Data:
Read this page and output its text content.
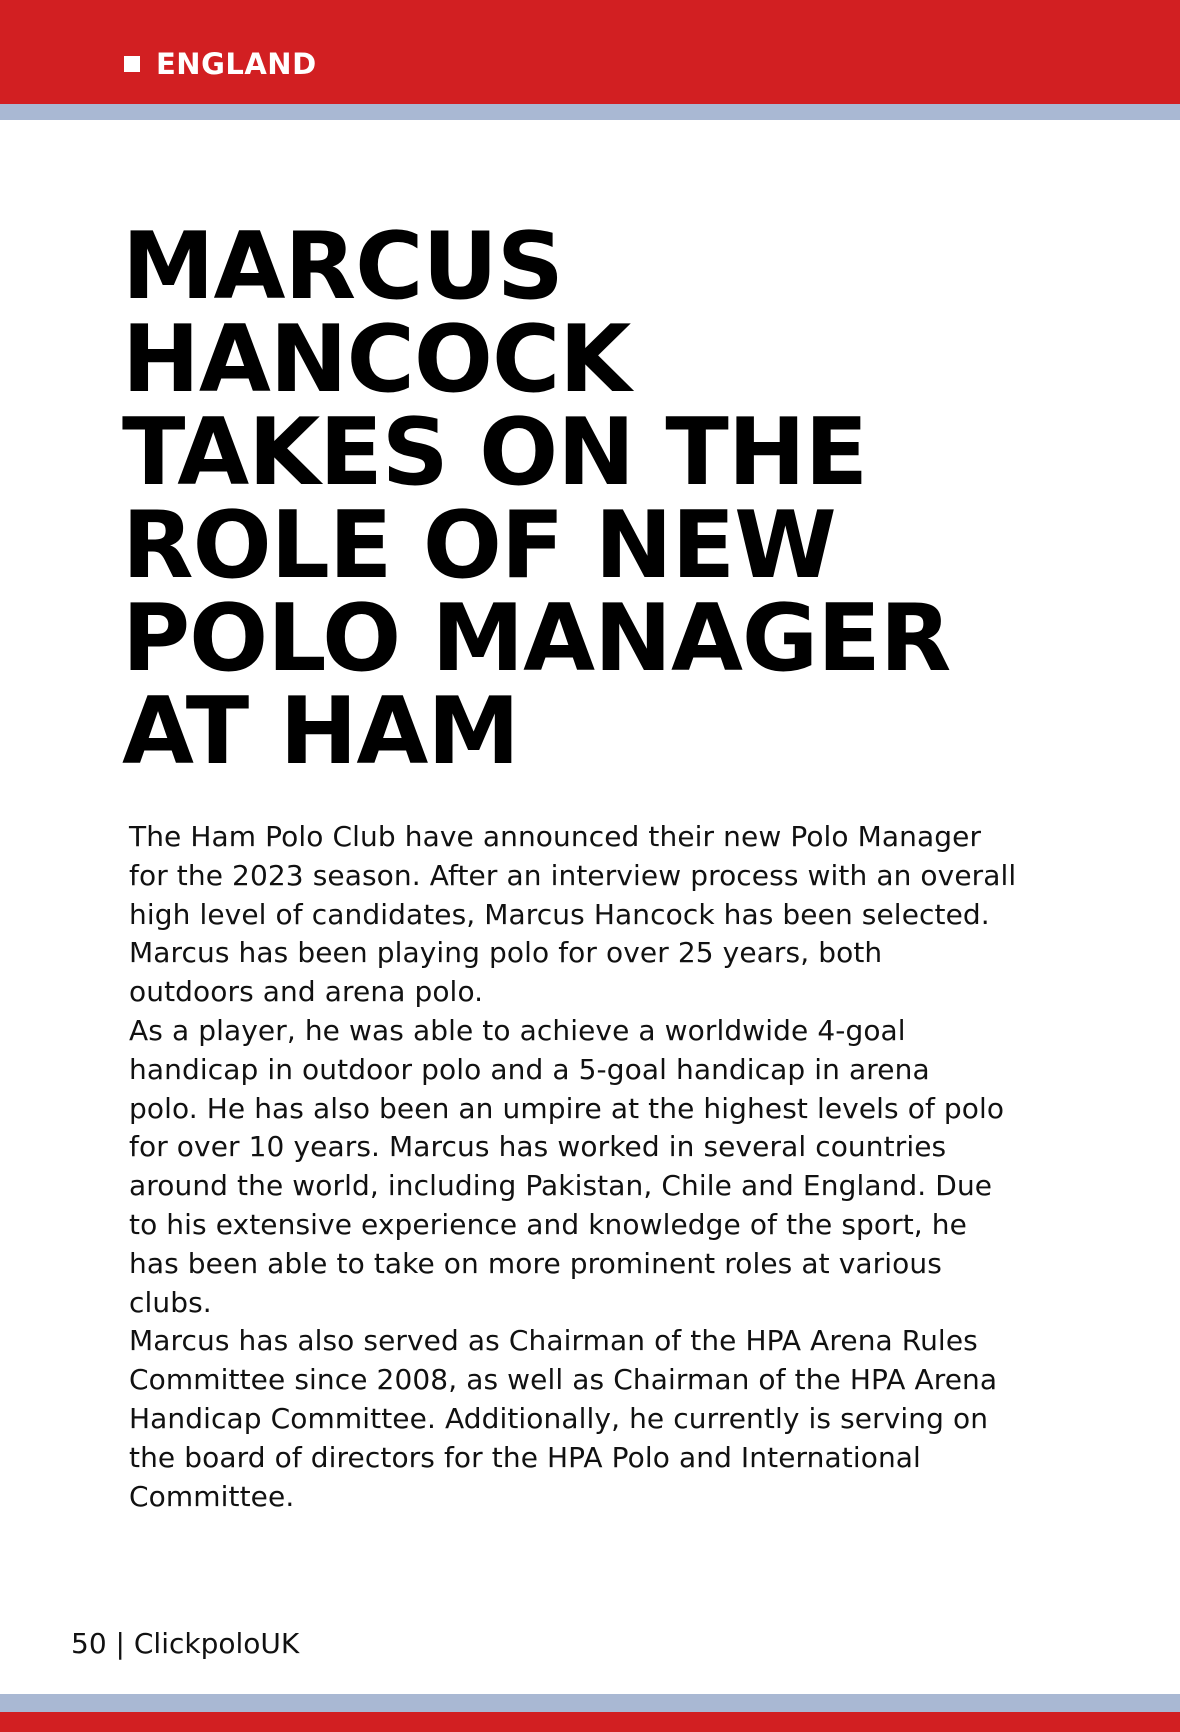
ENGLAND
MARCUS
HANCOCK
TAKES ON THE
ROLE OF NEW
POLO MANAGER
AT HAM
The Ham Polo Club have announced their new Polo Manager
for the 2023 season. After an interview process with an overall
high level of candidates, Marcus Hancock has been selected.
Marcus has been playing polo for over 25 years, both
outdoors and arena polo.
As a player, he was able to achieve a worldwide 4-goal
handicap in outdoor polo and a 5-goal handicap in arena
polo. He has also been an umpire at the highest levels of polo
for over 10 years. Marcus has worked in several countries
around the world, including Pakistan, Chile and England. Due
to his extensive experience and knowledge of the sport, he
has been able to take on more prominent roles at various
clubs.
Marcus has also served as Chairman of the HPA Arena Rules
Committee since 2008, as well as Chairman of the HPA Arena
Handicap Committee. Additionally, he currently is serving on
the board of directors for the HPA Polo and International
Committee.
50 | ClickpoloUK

Requirements: Exclude the pictures and repeat every other part of the records word for word.

Answer in full:
Read this page and output its text content.
ENGLAND
MARCUS
HANCOCK
TAKES ON THE
ROLE OF NEW
POLO MANAGER
AT HAM
The Ham Polo Club have announced their new Polo Manager
for the 2023 season. After an interview process with an overall
high level of candidates, Marcus Hancock has been selected.
Marcus has been playing polo for over 25 years, both
outdoors and arena polo.
As a player, he was able to achieve a worldwide 4-goal
handicap in outdoor polo and a 5-goal handicap in arena
polo. He has also been an umpire at the highest levels of polo
for over 10 years. Marcus has worked in several countries
around the world, including Pakistan, Chile and England. Due
to his extensive experience and knowledge of the sport, he
has been able to take on more prominent roles at various
clubs.
Marcus has also served as Chairman of the HPA Arena Rules
Committee since 2008, as well as Chairman of the HPA Arena
Handicap Committee. Additionally, he currently is serving on
the board of directors for the HPA Polo and International
Committee.
50 | ClickpoloUK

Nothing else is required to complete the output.